• Stated problem: Reproduce each line bearing the word "page".

• Data section:
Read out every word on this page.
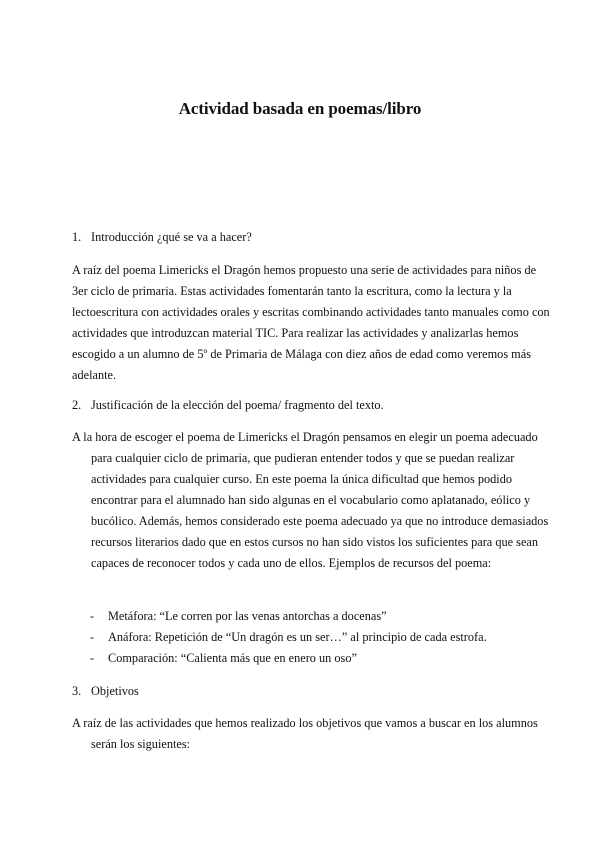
Actividad basada en poemas/libro
1. Introducción ¿qué se va a hacer?

A raíz del poema Limericks el Dragón hemos propuesto una serie de actividades para niños de 3er ciclo de primaria. Estas actividades fomentarán tanto la escritura, como la lectura y la lectoescritura con actividades orales y escritas combinando actividades tanto manuales como con actividades que introduzcan material TIC. Para realizar las actividades y analizarlas hemos escogido a un alumno de 5º de Primaria de Málaga con diez años de edad como veremos más adelante.

2. Justificación de la elección del poema/ fragmento del texto.

A la hora de escoger el poema de Limericks el Dragón pensamos en elegir un poema adecuado para cualquier ciclo de primaria, que pudieran entender todos y que se puedan realizar actividades para cualquier curso. En este poema la única dificultad que hemos podido encontrar para el alumnado han sido algunas en el vocabulario como aplatanado, eólico y bucólico. Además, hemos considerado este poema adecuado ya que no introduce demasiados recursos literarios dado que en estos cursos no han sido vistos los suficientes para que sean capaces de reconocer todos y cada uno de ellos. Ejemplos de recursos del poema:

- Metáfora: “Le corren por las venas antorchas a docenas”
- Anáfora: Repetición de “Un dragón es un ser…” al principio de cada estrofa.
- Comparación: “Calienta más que en enero un oso”
3. Objetivos

A raíz de las actividades que hemos realizado los objetivos que vamos a buscar en los alumnos serán los siguientes:
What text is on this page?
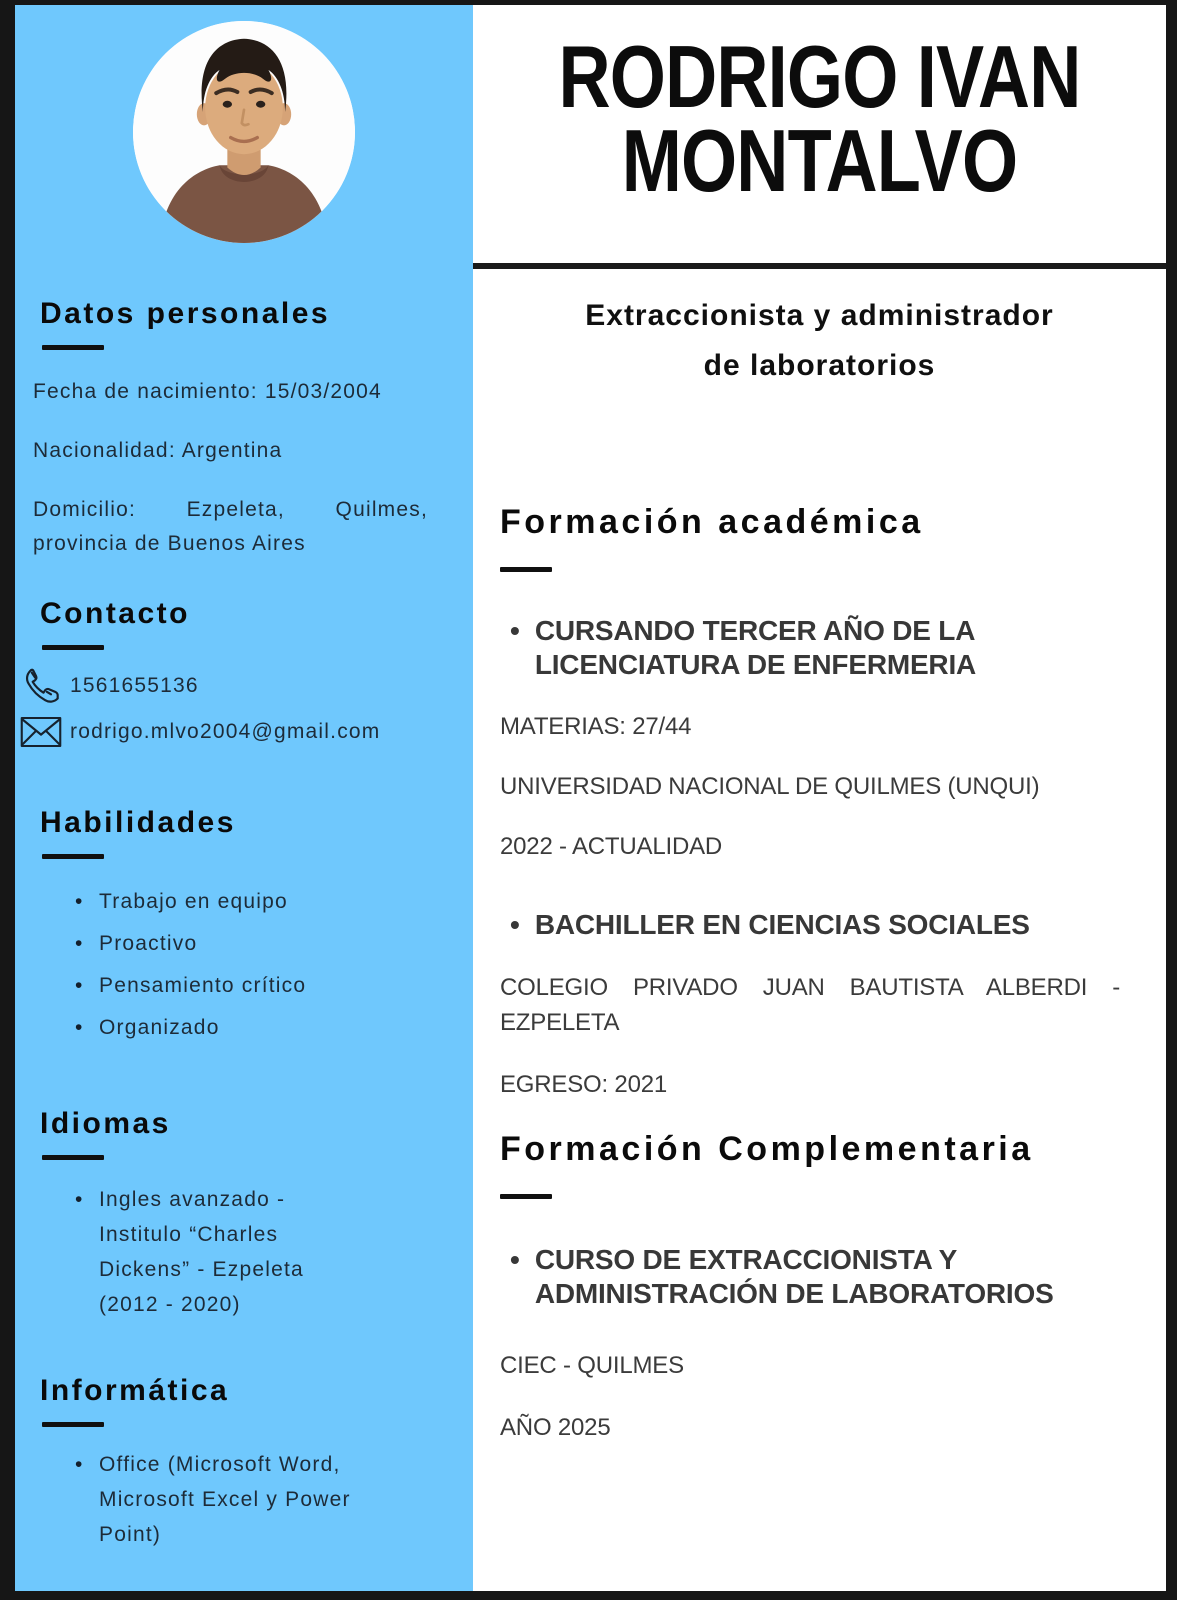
Datos personales

Fecha de nacimiento: 15/03/2004

Nacionalidad: Argentina

Domicilio: Ezpeleta, Quilmes, provincia de Buenos Aires

Contacto
1561655136
rodrigo.mlvo2004@gmail.com
Habilidades
• Trabajo en equipo
• Proactivo
• Pensamiento crítico
• Organizado
Idiomas
• Ingles avanzado - Institulo “Charles Dickens” - Ezpeleta (2012 - 2020)
Informática
• Office (Microsoft Word, Microsoft Excel y Power Point)
RODRIGO IVAN
MONTALVO
Extraccionista y administrador
de laboratorios
Formación académica
• CURSANDO TERCER AÑO DE LA LICENCIATURA DE ENFERMERIA

MATERIAS: 27/44

UNIVERSIDAD NACIONAL DE QUILMES (UNQUI)

2022 - ACTUALIDAD

• BACHILLER EN CIENCIAS SOCIALES

COLEGIO PRIVADO JUAN BAUTISTA ALBERDI - EZPELETA

EGRESO: 2021

Formación Complementaria
• CURSO DE EXTRACCIONISTA Y ADMINISTRACIÓN DE LABORATORIOS

CIEC - QUILMES

AÑO 2025
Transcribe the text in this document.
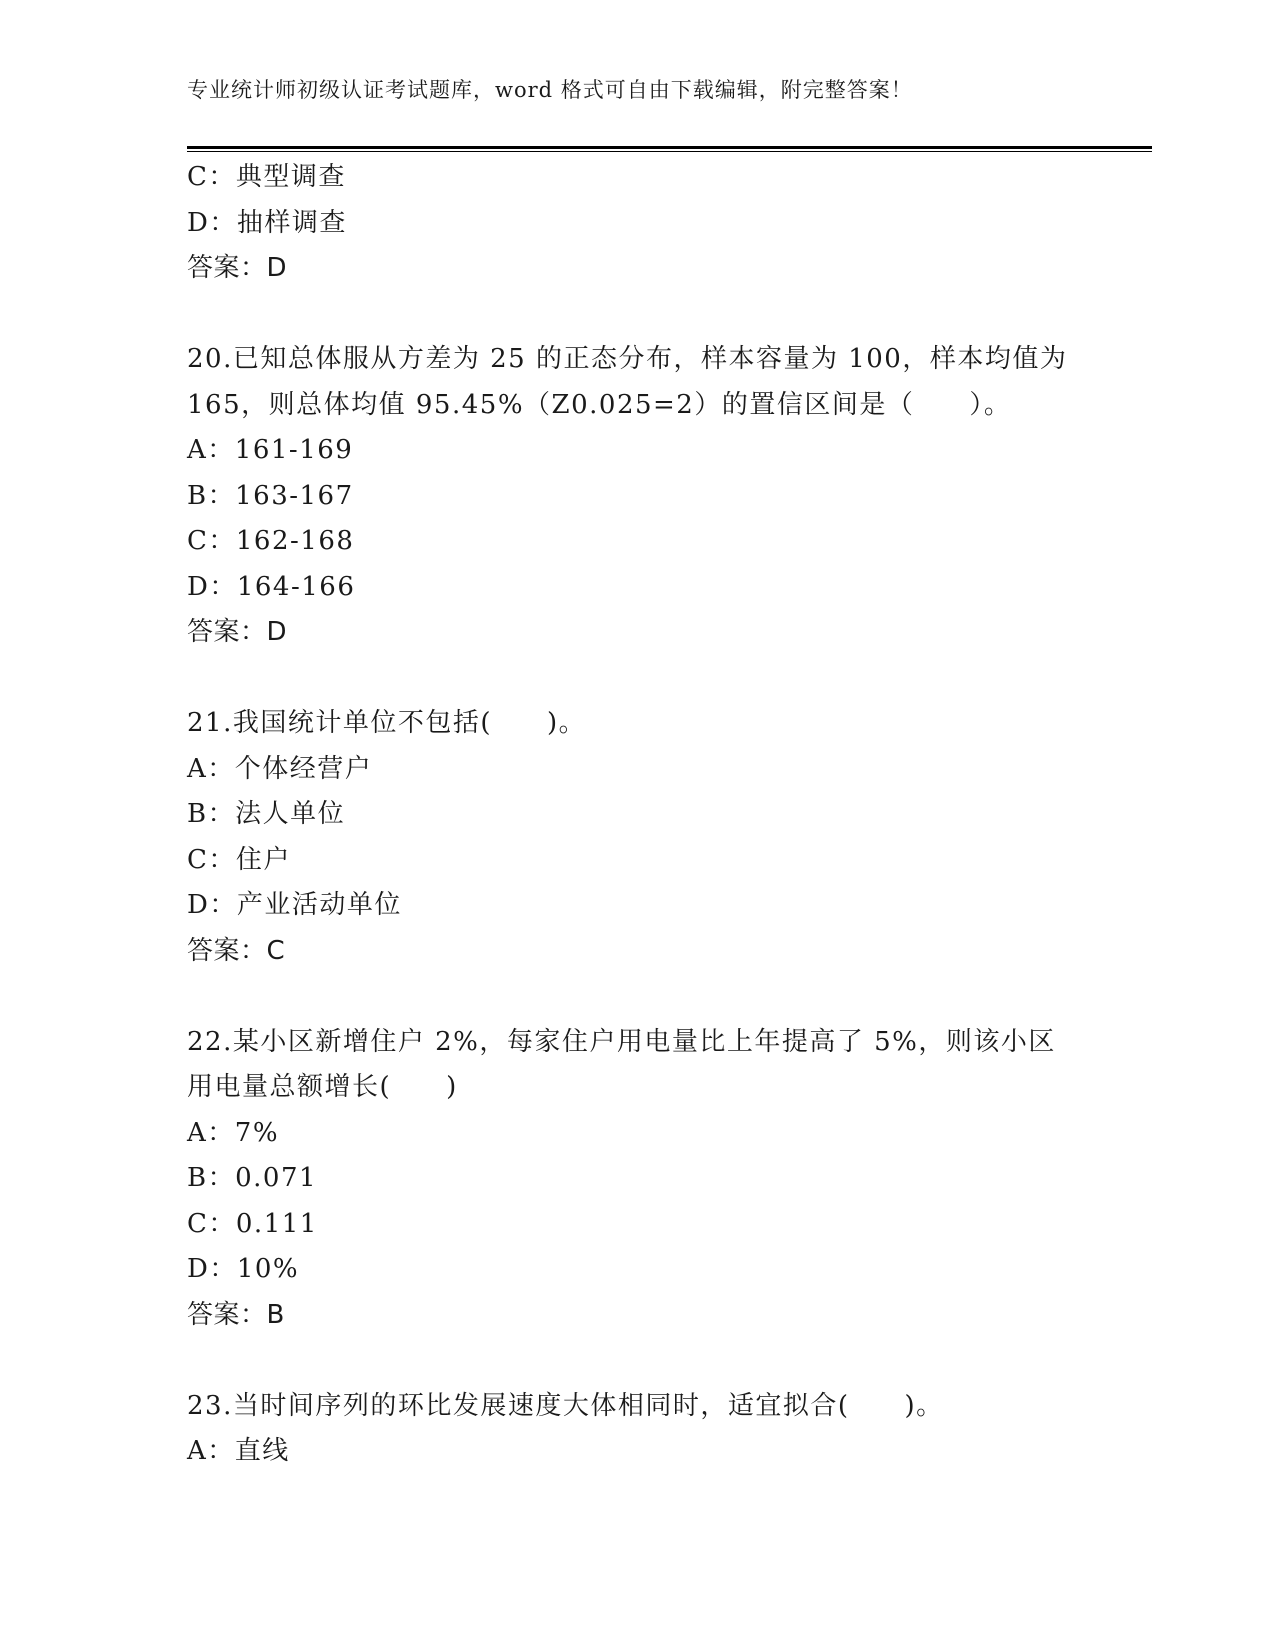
专业统计师初级认证考试题库，word 格式可自由下载编辑，附完整答案！
C：典型调查
D：抽样调查
答案：D
20.已知总体服从方差为 25 的正态分布，样本容量为 100，样本均值为
165，则总体均值 95.45%（Z0.025=2）的置信区间是（　　）。
A：161-169
B：163-167
C：162-168
D：164-166
答案：D
21.我国统计单位不包括(　　)。
A：个体经营户
B：法人单位
C：住户
D：产业活动单位
答案：C
22.某小区新增住户 2%，每家住户用电量比上年提高了 5%，则该小区
用电量总额增长(　　)
A：7%
B：0.071
C：0.111
D：10%
答案：B
23.当时间序列的环比发展速度大体相同时，适宜拟合(　　)。
A：直线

• Reply:
Read out every word on this page.
What text is on this page?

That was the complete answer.